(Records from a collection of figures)
>>>
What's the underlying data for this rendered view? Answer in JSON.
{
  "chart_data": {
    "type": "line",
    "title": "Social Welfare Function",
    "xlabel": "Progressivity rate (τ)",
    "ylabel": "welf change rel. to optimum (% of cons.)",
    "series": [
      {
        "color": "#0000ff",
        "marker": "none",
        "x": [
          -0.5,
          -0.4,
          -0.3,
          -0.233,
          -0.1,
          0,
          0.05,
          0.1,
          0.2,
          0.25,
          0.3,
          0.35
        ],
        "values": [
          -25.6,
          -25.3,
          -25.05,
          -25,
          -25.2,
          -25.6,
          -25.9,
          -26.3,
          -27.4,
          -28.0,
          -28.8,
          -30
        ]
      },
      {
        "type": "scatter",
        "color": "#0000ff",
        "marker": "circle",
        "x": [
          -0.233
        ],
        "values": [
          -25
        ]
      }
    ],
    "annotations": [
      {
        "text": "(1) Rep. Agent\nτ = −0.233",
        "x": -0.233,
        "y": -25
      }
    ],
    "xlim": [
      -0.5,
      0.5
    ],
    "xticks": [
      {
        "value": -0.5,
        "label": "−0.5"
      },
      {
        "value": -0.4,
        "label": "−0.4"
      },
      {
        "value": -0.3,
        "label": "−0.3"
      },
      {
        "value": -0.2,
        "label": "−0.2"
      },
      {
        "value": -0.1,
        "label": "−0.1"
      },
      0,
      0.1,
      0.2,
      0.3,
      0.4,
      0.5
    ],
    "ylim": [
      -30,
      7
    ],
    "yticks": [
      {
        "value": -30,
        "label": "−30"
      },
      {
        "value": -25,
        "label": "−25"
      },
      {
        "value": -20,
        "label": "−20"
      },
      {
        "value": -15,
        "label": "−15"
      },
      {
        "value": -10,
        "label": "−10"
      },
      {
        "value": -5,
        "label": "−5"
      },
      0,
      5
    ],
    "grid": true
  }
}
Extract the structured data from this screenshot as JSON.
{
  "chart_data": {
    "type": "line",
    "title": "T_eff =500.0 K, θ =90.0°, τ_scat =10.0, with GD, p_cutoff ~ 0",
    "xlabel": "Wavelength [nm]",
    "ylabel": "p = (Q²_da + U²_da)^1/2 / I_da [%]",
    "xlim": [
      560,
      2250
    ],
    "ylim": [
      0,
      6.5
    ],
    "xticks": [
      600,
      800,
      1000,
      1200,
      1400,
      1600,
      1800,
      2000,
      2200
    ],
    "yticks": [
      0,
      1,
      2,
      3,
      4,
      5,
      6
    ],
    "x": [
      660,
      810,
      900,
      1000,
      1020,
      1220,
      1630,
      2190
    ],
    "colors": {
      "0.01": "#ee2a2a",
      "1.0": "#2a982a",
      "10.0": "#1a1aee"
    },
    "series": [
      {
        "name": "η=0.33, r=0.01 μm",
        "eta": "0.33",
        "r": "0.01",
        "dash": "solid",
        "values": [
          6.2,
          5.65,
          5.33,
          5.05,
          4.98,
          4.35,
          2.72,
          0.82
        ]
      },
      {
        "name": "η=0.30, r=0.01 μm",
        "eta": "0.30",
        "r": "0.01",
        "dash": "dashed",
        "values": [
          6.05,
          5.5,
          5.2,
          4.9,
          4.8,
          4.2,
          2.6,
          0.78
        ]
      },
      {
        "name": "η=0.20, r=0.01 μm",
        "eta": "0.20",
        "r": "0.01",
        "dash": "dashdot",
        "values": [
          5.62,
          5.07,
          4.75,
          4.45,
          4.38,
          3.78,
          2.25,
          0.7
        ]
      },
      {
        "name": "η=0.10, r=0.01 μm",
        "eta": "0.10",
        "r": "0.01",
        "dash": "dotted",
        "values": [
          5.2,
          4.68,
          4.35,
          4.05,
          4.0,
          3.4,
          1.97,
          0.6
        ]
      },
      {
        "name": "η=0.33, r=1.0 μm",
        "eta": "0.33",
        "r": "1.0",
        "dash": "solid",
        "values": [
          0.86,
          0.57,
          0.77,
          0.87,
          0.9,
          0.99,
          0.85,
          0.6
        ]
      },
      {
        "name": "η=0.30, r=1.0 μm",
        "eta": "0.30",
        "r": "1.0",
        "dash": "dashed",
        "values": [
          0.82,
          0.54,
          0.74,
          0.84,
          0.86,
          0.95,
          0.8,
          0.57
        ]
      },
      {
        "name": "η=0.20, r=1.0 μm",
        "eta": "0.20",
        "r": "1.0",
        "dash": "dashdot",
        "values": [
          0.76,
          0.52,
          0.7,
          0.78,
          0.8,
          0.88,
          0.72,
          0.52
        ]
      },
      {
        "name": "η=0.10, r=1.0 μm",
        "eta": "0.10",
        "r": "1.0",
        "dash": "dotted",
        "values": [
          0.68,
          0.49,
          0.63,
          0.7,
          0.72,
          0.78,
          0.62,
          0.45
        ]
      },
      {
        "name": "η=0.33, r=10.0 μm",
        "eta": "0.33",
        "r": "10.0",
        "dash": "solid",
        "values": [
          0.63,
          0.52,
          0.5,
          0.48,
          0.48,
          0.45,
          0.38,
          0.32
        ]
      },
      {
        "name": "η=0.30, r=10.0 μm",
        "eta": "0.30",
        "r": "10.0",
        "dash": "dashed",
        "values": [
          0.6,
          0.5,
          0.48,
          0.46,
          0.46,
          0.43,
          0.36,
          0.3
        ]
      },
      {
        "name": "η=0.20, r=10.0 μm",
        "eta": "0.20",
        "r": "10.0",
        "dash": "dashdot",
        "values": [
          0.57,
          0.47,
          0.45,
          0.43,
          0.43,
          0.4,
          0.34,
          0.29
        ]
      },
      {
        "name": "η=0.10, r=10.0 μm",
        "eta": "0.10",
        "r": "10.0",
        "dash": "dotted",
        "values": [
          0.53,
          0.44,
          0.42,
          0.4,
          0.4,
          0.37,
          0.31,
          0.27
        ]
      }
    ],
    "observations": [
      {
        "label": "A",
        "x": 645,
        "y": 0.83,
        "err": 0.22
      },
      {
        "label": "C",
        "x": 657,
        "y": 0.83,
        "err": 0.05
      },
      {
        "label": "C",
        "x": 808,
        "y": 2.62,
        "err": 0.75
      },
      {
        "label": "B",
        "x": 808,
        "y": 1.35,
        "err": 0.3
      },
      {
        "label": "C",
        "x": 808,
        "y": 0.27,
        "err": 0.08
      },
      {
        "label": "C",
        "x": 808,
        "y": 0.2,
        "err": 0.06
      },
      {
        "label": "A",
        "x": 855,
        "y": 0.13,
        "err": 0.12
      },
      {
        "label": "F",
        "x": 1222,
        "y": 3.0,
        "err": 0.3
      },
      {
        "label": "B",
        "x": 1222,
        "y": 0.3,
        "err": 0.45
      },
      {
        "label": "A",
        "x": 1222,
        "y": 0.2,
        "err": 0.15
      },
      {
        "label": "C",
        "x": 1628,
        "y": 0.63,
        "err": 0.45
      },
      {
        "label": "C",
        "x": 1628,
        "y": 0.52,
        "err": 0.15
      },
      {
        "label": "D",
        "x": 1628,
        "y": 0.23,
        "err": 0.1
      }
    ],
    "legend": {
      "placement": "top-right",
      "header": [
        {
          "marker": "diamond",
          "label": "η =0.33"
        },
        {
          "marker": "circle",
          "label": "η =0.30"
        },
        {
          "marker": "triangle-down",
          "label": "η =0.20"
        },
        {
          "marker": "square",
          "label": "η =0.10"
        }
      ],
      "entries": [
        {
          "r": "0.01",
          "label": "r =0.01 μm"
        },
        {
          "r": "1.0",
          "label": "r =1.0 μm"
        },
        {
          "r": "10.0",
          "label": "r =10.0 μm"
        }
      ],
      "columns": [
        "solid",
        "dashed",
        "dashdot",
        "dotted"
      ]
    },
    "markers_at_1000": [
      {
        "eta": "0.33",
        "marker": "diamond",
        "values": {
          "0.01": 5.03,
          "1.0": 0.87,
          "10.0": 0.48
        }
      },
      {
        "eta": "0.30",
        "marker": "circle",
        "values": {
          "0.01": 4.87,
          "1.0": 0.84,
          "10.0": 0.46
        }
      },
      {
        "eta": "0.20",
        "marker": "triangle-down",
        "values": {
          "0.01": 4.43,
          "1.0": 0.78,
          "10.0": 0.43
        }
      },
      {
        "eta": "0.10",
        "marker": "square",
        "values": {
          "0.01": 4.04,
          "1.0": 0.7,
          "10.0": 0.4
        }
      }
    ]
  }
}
<<<
__CHALLENGE__.
Gather all lines from the records above in which "xlabel" appears.

__TASK ANSWER__.
    "xlabel": "Progressivity rate (τ)",
    "xlabel": "Wavelength [nm]",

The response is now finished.